MATERIAL FOR THE TASK ->
□ □ □
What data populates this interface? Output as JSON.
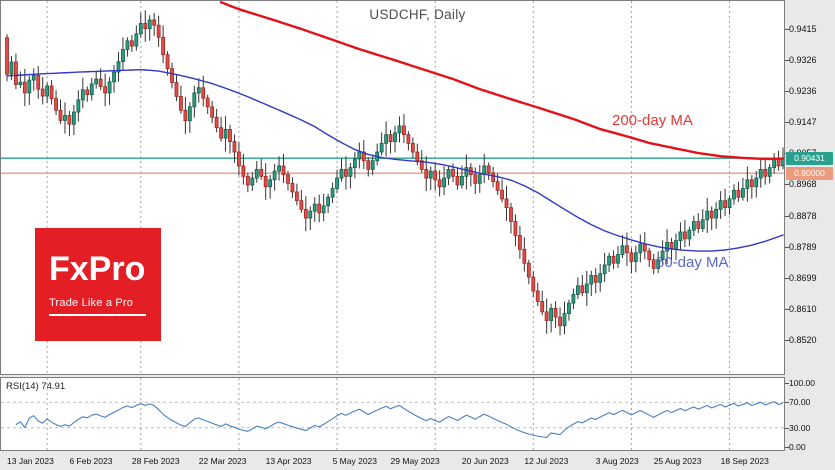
{
  "header": {
    "title": "USDCHF, Daily"
  },
  "watermark": {
    "brand": "FxPro",
    "tagline": "Trade Like a Pro",
    "bg_color": "#e31e24"
  },
  "overlays": {
    "ma200_label": "200-day MA",
    "ma200_label_color": "#e23b38",
    "ma50_label": "50-day MA",
    "ma50_label_color": "#5a67cf"
  },
  "rsi_panel": {
    "label": "RSI(14) 74.91",
    "axis_labels": [
      "100.00",
      "70.00",
      "30.00",
      "0.00"
    ],
    "axis_values": [
      100,
      70,
      30,
      0
    ],
    "line_color": "#4a80bf"
  },
  "price_axis": {
    "ticks": [
      "0.9415",
      "0.9326",
      "0.9236",
      "0.9147",
      "0.9057",
      "0.8968",
      "0.8878",
      "0.8789",
      "0.8699",
      "0.8610",
      "0.8520"
    ]
  },
  "date_axis": {
    "ticks": [
      {
        "label": "13 Jan 2023",
        "day": 0
      },
      {
        "label": "6 Feb 2023",
        "day": 14
      },
      {
        "label": "28 Feb 2023",
        "day": 28
      },
      {
        "label": "22 Mar 2023",
        "day": 43
      },
      {
        "label": "13 Apr 2023",
        "day": 58
      },
      {
        "label": "5 May 2023",
        "day": 73
      },
      {
        "label": "29 May 2023",
        "day": 86
      },
      {
        "label": "20 Jun 2023",
        "day": 102
      },
      {
        "label": "12 Jul 2023",
        "day": 116
      },
      {
        "label": "3 Aug 2023",
        "day": 132
      },
      {
        "label": "25 Aug 2023",
        "day": 145
      },
      {
        "label": "18 Sep 2023",
        "day": 160
      }
    ]
  },
  "chart_data": {
    "type": "candlestick",
    "title": "USDCHF, Daily",
    "symbol": "USDCHF",
    "timeframe": "Daily",
    "ylim": [
      0.852,
      0.9415
    ],
    "grid_days": [
      9,
      30,
      52,
      74,
      96,
      118,
      140,
      162
    ],
    "first_open": 0.939,
    "closes": [
      0.9285,
      0.932,
      0.9255,
      0.9262,
      0.9231,
      0.9268,
      0.9281,
      0.9242,
      0.9222,
      0.9251,
      0.9215,
      0.9181,
      0.9152,
      0.9166,
      0.9141,
      0.9176,
      0.9211,
      0.924,
      0.9226,
      0.9257,
      0.9271,
      0.9249,
      0.9231,
      0.9263,
      0.9291,
      0.9321,
      0.9356,
      0.9381,
      0.9366,
      0.9401,
      0.9431,
      0.9416,
      0.9441,
      0.9426,
      0.9391,
      0.9341,
      0.9301,
      0.9261,
      0.9221,
      0.9181,
      0.9151,
      0.9191,
      0.9231,
      0.9246,
      0.9216,
      0.9191,
      0.9161,
      0.9131,
      0.9101,
      0.9126,
      0.9091,
      0.9061,
      0.9021,
      0.8991,
      0.8966,
      0.8986,
      0.9011,
      0.8991,
      0.8961,
      0.8981,
      0.9006,
      0.9021,
      0.8996,
      0.8971,
      0.8946,
      0.8921,
      0.8896,
      0.8871,
      0.8891,
      0.8911,
      0.8886,
      0.8906,
      0.8931,
      0.8956,
      0.8986,
      0.9011,
      0.8991,
      0.9016,
      0.9041,
      0.9061,
      0.9036,
      0.9011,
      0.9036,
      0.9061,
      0.9086,
      0.9111,
      0.9091,
      0.9116,
      0.9136,
      0.9111,
      0.9086,
      0.9061,
      0.9036,
      0.9011,
      0.8986,
      0.9006,
      0.8981,
      0.8961,
      0.8986,
      0.9011,
      0.8991,
      0.8966,
      0.8991,
      0.9016,
      0.8996,
      0.8971,
      0.8996,
      0.9021,
      0.9001,
      0.8976,
      0.8951,
      0.8926,
      0.8901,
      0.8861,
      0.8821,
      0.8781,
      0.8741,
      0.8701,
      0.8661,
      0.8631,
      0.8601,
      0.8576,
      0.8611,
      0.8586,
      0.8561,
      0.8596,
      0.8626,
      0.8651,
      0.8676,
      0.8656,
      0.8681,
      0.8706,
      0.8686,
      0.8711,
      0.8736,
      0.8761,
      0.8741,
      0.8766,
      0.8791,
      0.8771,
      0.8746,
      0.8771,
      0.8796,
      0.8776,
      0.8751,
      0.8726,
      0.8751,
      0.8776,
      0.8801,
      0.8781,
      0.8806,
      0.8831,
      0.8811,
      0.8836,
      0.8861,
      0.8841,
      0.8866,
      0.8891,
      0.8871,
      0.8896,
      0.8921,
      0.8901,
      0.8926,
      0.8951,
      0.8931,
      0.8956,
      0.8981,
      0.8961,
      0.8986,
      0.9011,
      0.8991,
      0.9016,
      0.9041,
      0.9021,
      0.9043
    ],
    "hlines": [
      {
        "label": "0.90431",
        "value": 0.90431,
        "color": "#2aa08d"
      },
      {
        "label": "0.90000",
        "value": 0.9,
        "color": "#ea9c7c"
      }
    ],
    "series": [
      {
        "name": "200-day MA",
        "color": "#e31219",
        "width": 2.4,
        "points": [
          [
            48,
            0.9492
          ],
          [
            52,
            0.9472
          ],
          [
            60,
            0.944
          ],
          [
            66,
            0.9415
          ],
          [
            73,
            0.9384
          ],
          [
            79,
            0.9357
          ],
          [
            86,
            0.9329
          ],
          [
            93,
            0.93
          ],
          [
            100,
            0.9271
          ],
          [
            106,
            0.9242
          ],
          [
            113,
            0.9213
          ],
          [
            120,
            0.9185
          ],
          [
            127,
            0.9156
          ],
          [
            133,
            0.9127
          ],
          [
            139,
            0.9106
          ],
          [
            144,
            0.9087
          ],
          [
            150,
            0.9071
          ],
          [
            155,
            0.9058
          ],
          [
            160,
            0.9049
          ],
          [
            165,
            0.9044
          ],
          [
            170,
            0.9041
          ],
          [
            174,
            0.9042
          ]
        ]
      },
      {
        "name": "50-day MA",
        "color": "#3039c0",
        "width": 1.4,
        "points": [
          [
            0,
            0.928
          ],
          [
            8,
            0.9286
          ],
          [
            16,
            0.9291
          ],
          [
            24,
            0.9295
          ],
          [
            30,
            0.9298
          ],
          [
            34,
            0.9294
          ],
          [
            38,
            0.9284
          ],
          [
            42,
            0.9272
          ],
          [
            46,
            0.9258
          ],
          [
            50,
            0.924
          ],
          [
            54,
            0.922
          ],
          [
            58,
            0.9198
          ],
          [
            62,
            0.9176
          ],
          [
            66,
            0.9153
          ],
          [
            69,
            0.9134
          ],
          [
            72,
            0.911
          ],
          [
            75,
            0.9088
          ],
          [
            78,
            0.9068
          ],
          [
            81,
            0.9054
          ],
          [
            84,
            0.9045
          ],
          [
            87,
            0.904
          ],
          [
            90,
            0.9036
          ],
          [
            94,
            0.9032
          ],
          [
            98,
            0.9024
          ],
          [
            102,
            0.9012
          ],
          [
            106,
            0.9
          ],
          [
            110,
            0.899
          ],
          [
            113,
            0.898
          ],
          [
            116,
            0.8964
          ],
          [
            119,
            0.8944
          ],
          [
            122,
            0.892
          ],
          [
            125,
            0.8896
          ],
          [
            128,
            0.8873
          ],
          [
            131,
            0.8852
          ],
          [
            134,
            0.8834
          ],
          [
            137,
            0.882
          ],
          [
            140,
            0.8808
          ],
          [
            143,
            0.8797
          ],
          [
            146,
            0.8788
          ],
          [
            149,
            0.8782
          ],
          [
            152,
            0.8778
          ],
          [
            155,
            0.8776
          ],
          [
            158,
            0.8776
          ],
          [
            161,
            0.8779
          ],
          [
            164,
            0.8785
          ],
          [
            167,
            0.8793
          ],
          [
            170,
            0.8804
          ],
          [
            174,
            0.8822
          ]
        ]
      }
    ],
    "indicator": {
      "name": "RSI",
      "period": 14,
      "last_value": 74.91,
      "levels": [
        70,
        30
      ]
    },
    "candle_colors": {
      "up": "#2e9c80",
      "down": "#e14d4a"
    }
  }
}
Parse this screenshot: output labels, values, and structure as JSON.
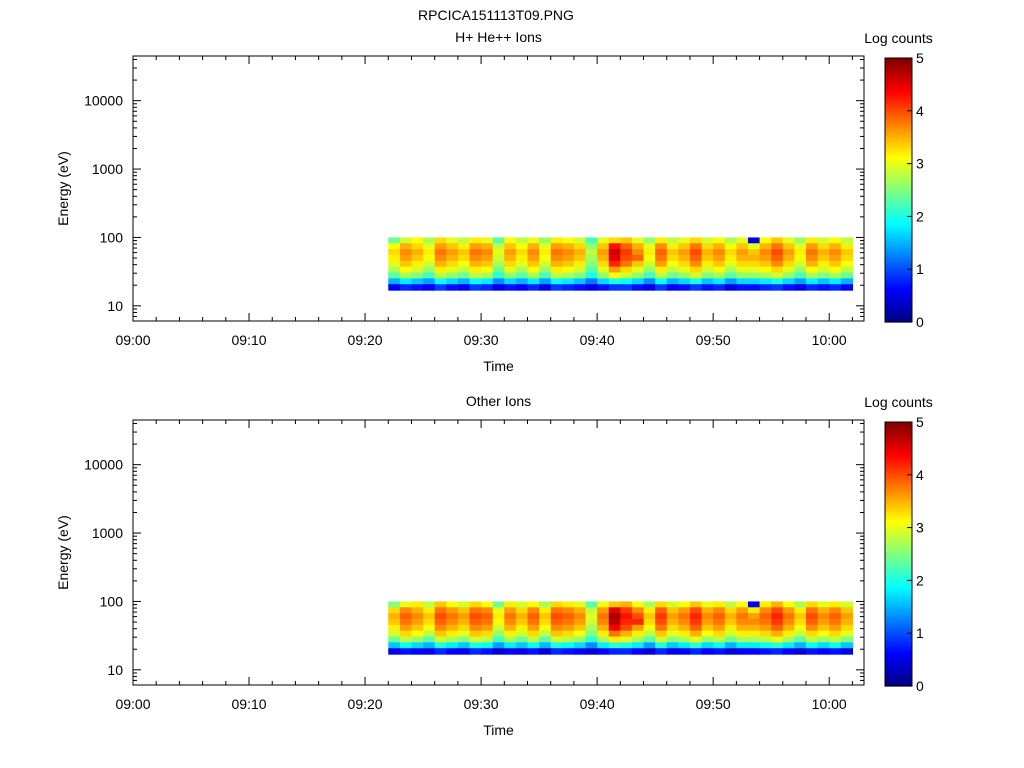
□ □ □
WRITTEN TASK ->
Collect each line holding the string "name".

TASK ANSWER ->
        "name": "200-day MA",
        "name": "50-day MA",
      "name": "RSI",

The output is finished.